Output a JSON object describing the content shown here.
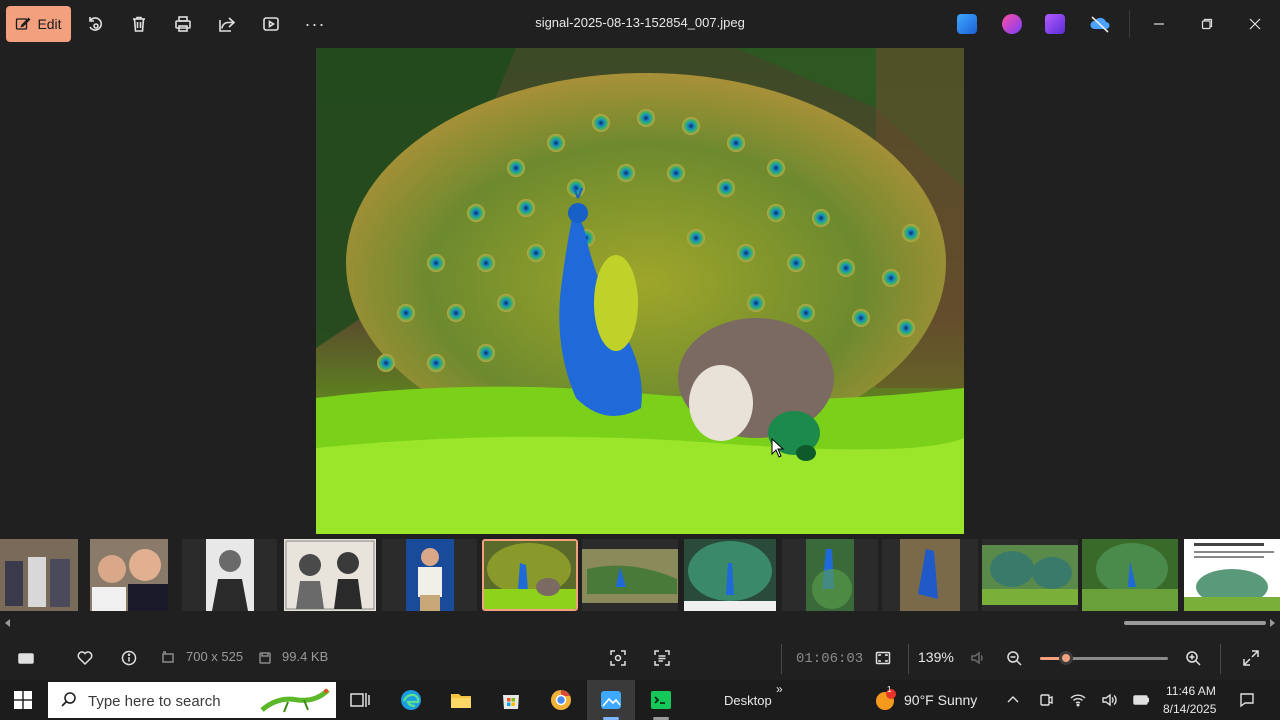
{
  "toolbar": {
    "edit_label": "Edit",
    "file_title": "signal-2025-08-13-152854_007.jpeg",
    "icons": [
      "rotate-icon",
      "delete-icon",
      "print-icon",
      "share-icon",
      "slideshow-icon",
      "more-icon"
    ],
    "more_label": "···"
  },
  "apps": [
    "photos-editor-icon",
    "clipchamp-icon",
    "video-editor-icon",
    "onedrive-offline-icon"
  ],
  "filmstrip": {
    "selected_index": 5,
    "thumbs": [
      "group-photo",
      "two-men-photo",
      "man-suit-bw",
      "two-portraits-bw",
      "man-blue-bg",
      "peacock-peahen",
      "peacock-ground",
      "peacock-display",
      "peacock-close",
      "peacock-blue",
      "peacocks-field",
      "peacock-garden",
      "peacock-article"
    ]
  },
  "status": {
    "dimensions": "700 x 525",
    "file_size": "99.4 KB",
    "overlay_time": "01:06:03",
    "zoom": "139%",
    "zoom_fraction": 0.2
  },
  "taskbar": {
    "search_placeholder": "Type here to search",
    "desktop_label": "Desktop",
    "chevron": "»",
    "weather": "90°F  Sunny",
    "weather_badge": "1",
    "time": "11:46 AM",
    "date": "8/14/2025"
  },
  "colors": {
    "accent": "#f3a07f",
    "background": "#202020"
  }
}
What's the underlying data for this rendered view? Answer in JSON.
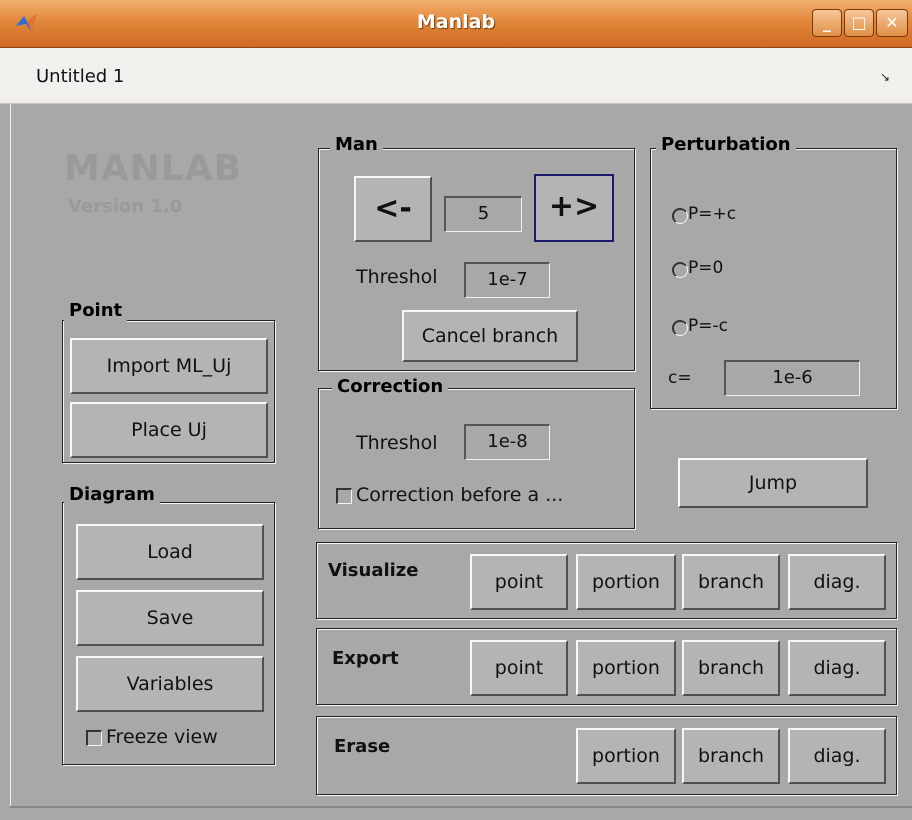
{
  "window": {
    "title": "Manlab",
    "minimize": "_",
    "maximize": "□",
    "close": "✕"
  },
  "menu": {
    "document_title": "Untitled 1"
  },
  "logo": {
    "name": "MANLAB",
    "version": "Version 1.0"
  },
  "point_panel": {
    "title": "Point",
    "import_label": "Import ML_Uj",
    "place_label": "Place Uj"
  },
  "diagram_panel": {
    "title": "Diagram",
    "load_label": "Load",
    "save_label": "Save",
    "variables_label": "Variables",
    "freeze_label": "Freeze view"
  },
  "man_panel": {
    "title": "Man",
    "prev_label": "<-",
    "next_label": "+>",
    "step_value": "5",
    "threshold_label": "Threshol",
    "threshold_value": "1e-7",
    "cancel_label": "Cancel branch"
  },
  "correction_panel": {
    "title": "Correction",
    "threshold_label": "Threshol",
    "threshold_value": "1e-8",
    "checkbox_label": "Correction before a ..."
  },
  "perturbation_panel": {
    "title": "Perturbation",
    "options": [
      "P=+c",
      "P=0",
      "P=-c"
    ],
    "c_label": "c=",
    "c_value": "1e-6"
  },
  "jump_label": "Jump",
  "visualize_panel": {
    "title": "Visualize",
    "buttons": [
      "point",
      "portion",
      "branch",
      "diag."
    ]
  },
  "export_panel": {
    "title": "Export",
    "buttons": [
      "point",
      "portion",
      "branch",
      "diag."
    ]
  },
  "erase_panel": {
    "title": "Erase",
    "buttons": [
      "portion",
      "branch",
      "diag."
    ]
  }
}
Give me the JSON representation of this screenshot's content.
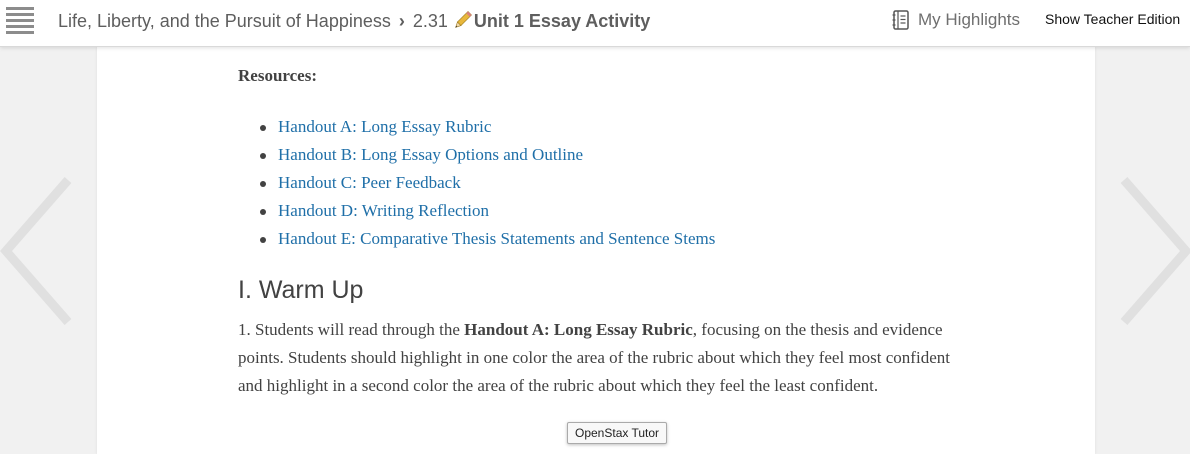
{
  "header": {
    "menu_icon": "hamburger-menu-icon",
    "book_title": "Life, Liberty, and the Pursuit of Happiness",
    "separator": "›",
    "section_number": "2.31",
    "page_icon": "pencil-icon",
    "page_title": "Unit 1 Essay Activity",
    "highlights_icon": "notebook-icon",
    "highlights_label": "My Highlights",
    "teacher_edition_label": "Show Teacher Edition"
  },
  "navigation": {
    "prev_icon": "chevron-left-icon",
    "next_icon": "chevron-right-icon"
  },
  "content": {
    "resources_label": "Resources:",
    "resources": [
      "Handout A: Long Essay Rubric",
      "Handout B: Long Essay Options and Outline",
      "Handout C: Peer Feedback",
      "Handout D: Writing Reflection",
      "Handout E: Comparative Thesis Statements and Sentence Stems"
    ],
    "section_heading": "I. Warm Up",
    "paragraph": {
      "before": "1. Students will read through the ",
      "bold": "Handout A: Long Essay Rubric",
      "after": ", focusing on the thesis and evidence points. Students should highlight in one color the area of the rubric about which they feel most confident and highlight in a second color the area of the rubric about which they feel the least confident."
    }
  },
  "tooltip": {
    "text": "OpenStax Tutor"
  },
  "colors": {
    "link": "#1f6fa8",
    "background": "#f1f1f1",
    "page": "#ffffff",
    "text": "#424242",
    "pencil": "#e8b73c"
  }
}
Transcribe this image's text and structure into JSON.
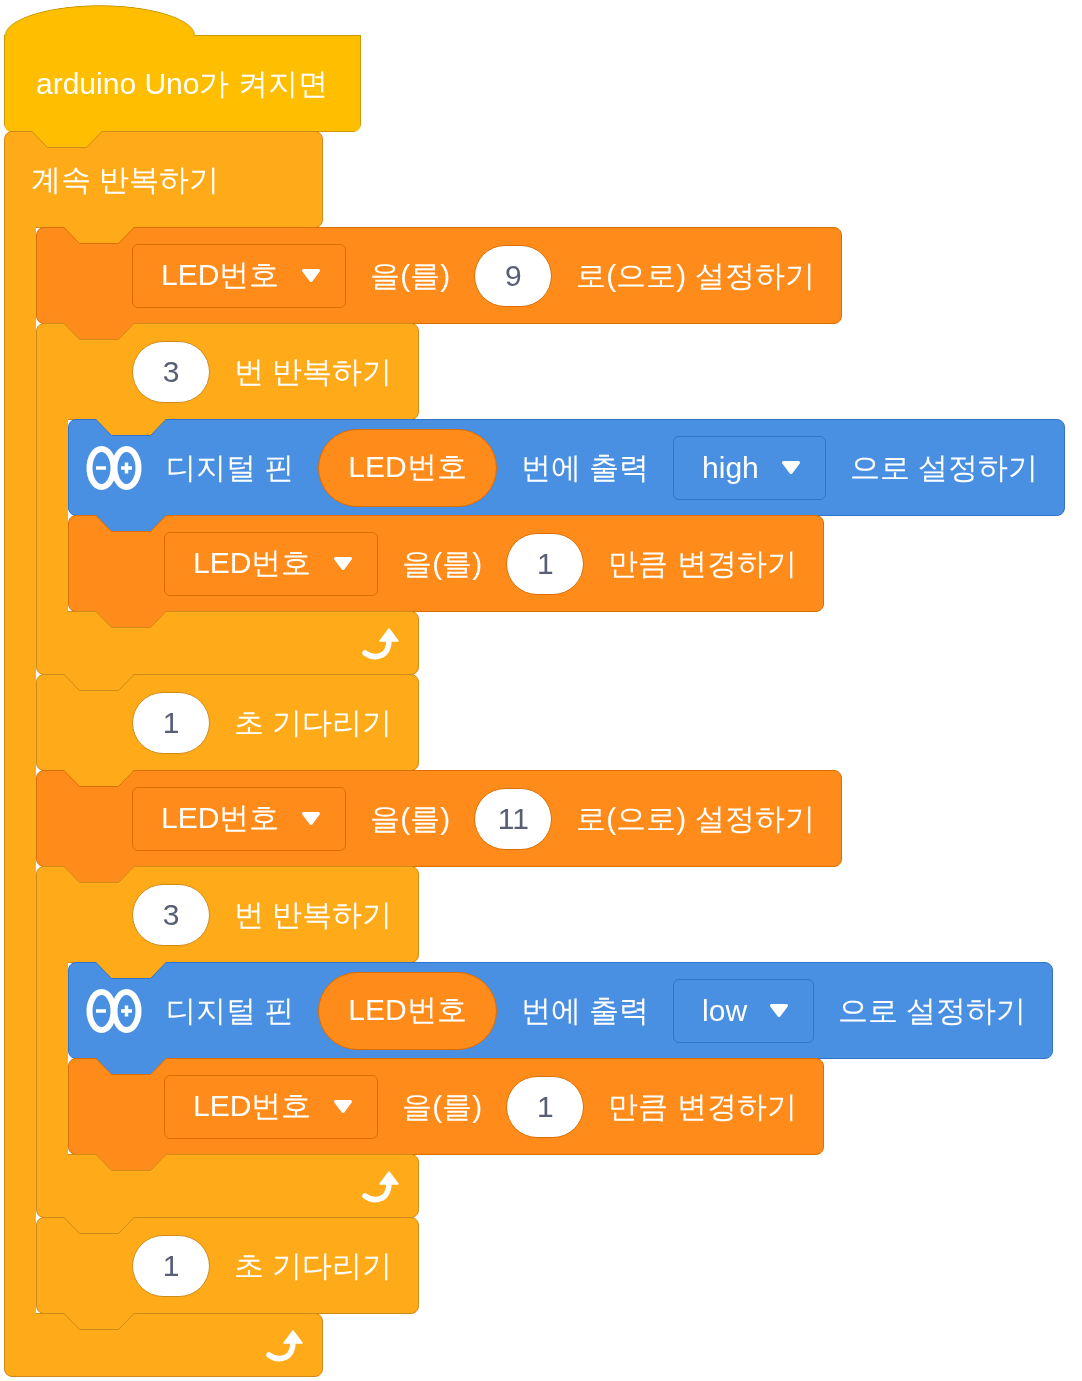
{
  "script": [
    {
      "kind": "hat",
      "parts": [
        {
          "kind": "text",
          "value": "arduino Uno가 켜지면"
        }
      ]
    },
    {
      "kind": "loop",
      "parts": [
        {
          "kind": "text",
          "value": "계속 반복하기"
        }
      ],
      "children": [
        {
          "kind": "variable",
          "parts": [
            {
              "kind": "dropdown",
              "value": "LED번호"
            },
            {
              "kind": "text",
              "value": "을(를)"
            },
            {
              "kind": "number",
              "value": "9"
            },
            {
              "kind": "text",
              "value": "로(으로) 설정하기"
            }
          ]
        },
        {
          "kind": "loop",
          "parts": [
            {
              "kind": "number",
              "value": "3"
            },
            {
              "kind": "text",
              "value": "번 반복하기"
            }
          ],
          "children": [
            {
              "kind": "arduino",
              "parts": [
                {
                  "kind": "text",
                  "value": "디지털 핀"
                },
                {
                  "kind": "reporter",
                  "value": "LED번호"
                },
                {
                  "kind": "text",
                  "value": "번에 출력"
                },
                {
                  "kind": "dropdown",
                  "value": "high"
                },
                {
                  "kind": "text",
                  "value": "으로 설정하기"
                }
              ]
            },
            {
              "kind": "variable",
              "parts": [
                {
                  "kind": "dropdown",
                  "value": "LED번호"
                },
                {
                  "kind": "text",
                  "value": "을(를)"
                },
                {
                  "kind": "number",
                  "value": "1"
                },
                {
                  "kind": "text",
                  "value": "만큼 변경하기"
                }
              ]
            }
          ]
        },
        {
          "kind": "control",
          "parts": [
            {
              "kind": "number",
              "value": "1"
            },
            {
              "kind": "text",
              "value": "초 기다리기"
            }
          ]
        },
        {
          "kind": "variable",
          "parts": [
            {
              "kind": "dropdown",
              "value": "LED번호"
            },
            {
              "kind": "text",
              "value": "을(를)"
            },
            {
              "kind": "number",
              "value": "11"
            },
            {
              "kind": "text",
              "value": "로(으로) 설정하기"
            }
          ]
        },
        {
          "kind": "loop",
          "parts": [
            {
              "kind": "number",
              "value": "3"
            },
            {
              "kind": "text",
              "value": "번 반복하기"
            }
          ],
          "children": [
            {
              "kind": "arduino",
              "parts": [
                {
                  "kind": "text",
                  "value": "디지털 핀"
                },
                {
                  "kind": "reporter",
                  "value": "LED번호"
                },
                {
                  "kind": "text",
                  "value": "번에 출력"
                },
                {
                  "kind": "dropdown",
                  "value": "low"
                },
                {
                  "kind": "text",
                  "value": "으로 설정하기"
                }
              ]
            },
            {
              "kind": "variable",
              "parts": [
                {
                  "kind": "dropdown",
                  "value": "LED번호"
                },
                {
                  "kind": "text",
                  "value": "을(를)"
                },
                {
                  "kind": "number",
                  "value": "1"
                },
                {
                  "kind": "text",
                  "value": "만큼 변경하기"
                }
              ]
            }
          ]
        },
        {
          "kind": "control",
          "parts": [
            {
              "kind": "number",
              "value": "1"
            },
            {
              "kind": "text",
              "value": "초 기다리기"
            }
          ]
        }
      ]
    }
  ]
}
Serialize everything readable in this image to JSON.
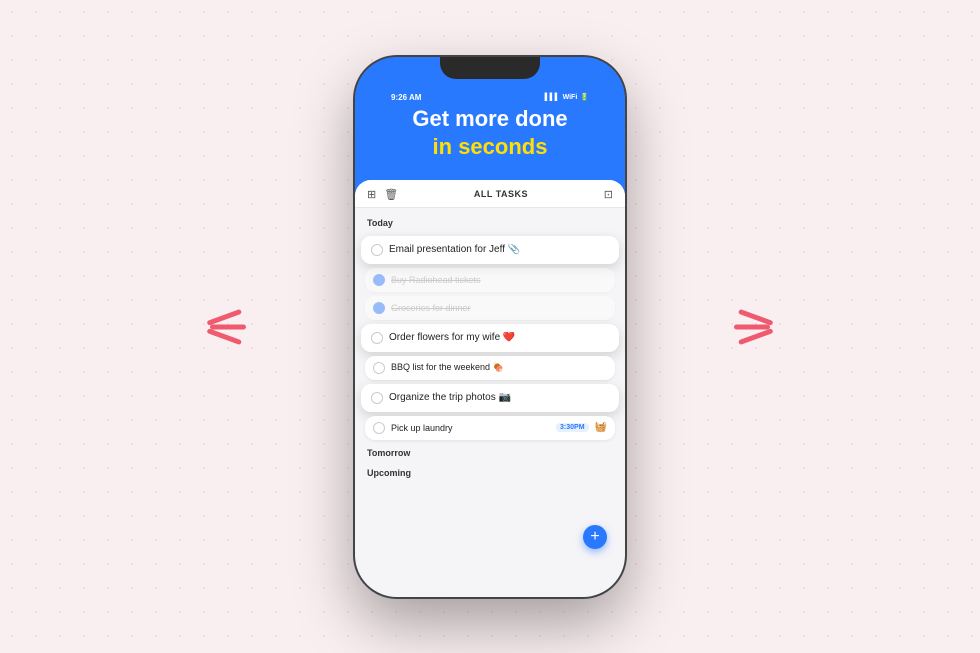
{
  "background": {
    "color": "#f9eef0"
  },
  "hero": {
    "line1": "Get more done",
    "line2": "in seconds"
  },
  "app": {
    "status_bar": {
      "time": "9:26 AM",
      "title": "ALL TASKS"
    },
    "sections": [
      {
        "label": "Today",
        "tasks": [
          {
            "id": 1,
            "text": "Email presentation for Jeff 📎",
            "completed": false,
            "elevated": true
          },
          {
            "id": 2,
            "text": "Buy Radiohead tickets",
            "completed": true,
            "elevated": false
          },
          {
            "id": 3,
            "text": "Groceries for dinner",
            "completed": true,
            "elevated": false
          },
          {
            "id": 4,
            "text": "Order flowers for my wife ❤️",
            "completed": false,
            "elevated": true
          },
          {
            "id": 5,
            "text": "BBQ list for the weekend 🍖",
            "completed": false,
            "elevated": false
          },
          {
            "id": 6,
            "text": "Organize the trip photos 📷",
            "completed": false,
            "elevated": true
          },
          {
            "id": 7,
            "text": "Pick up laundry",
            "completed": false,
            "elevated": false,
            "tag": "3:30PM"
          }
        ]
      },
      {
        "label": "Tomorrow",
        "tasks": []
      },
      {
        "label": "Upcoming",
        "tasks": []
      }
    ]
  },
  "decorative": {
    "left_lines": [
      "line1",
      "line2",
      "line3"
    ],
    "right_lines": [
      "line1",
      "line2",
      "line3"
    ]
  },
  "fab": "+"
}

·····

Only the number is wanted: count the lines of the records that hold the word "Long".

3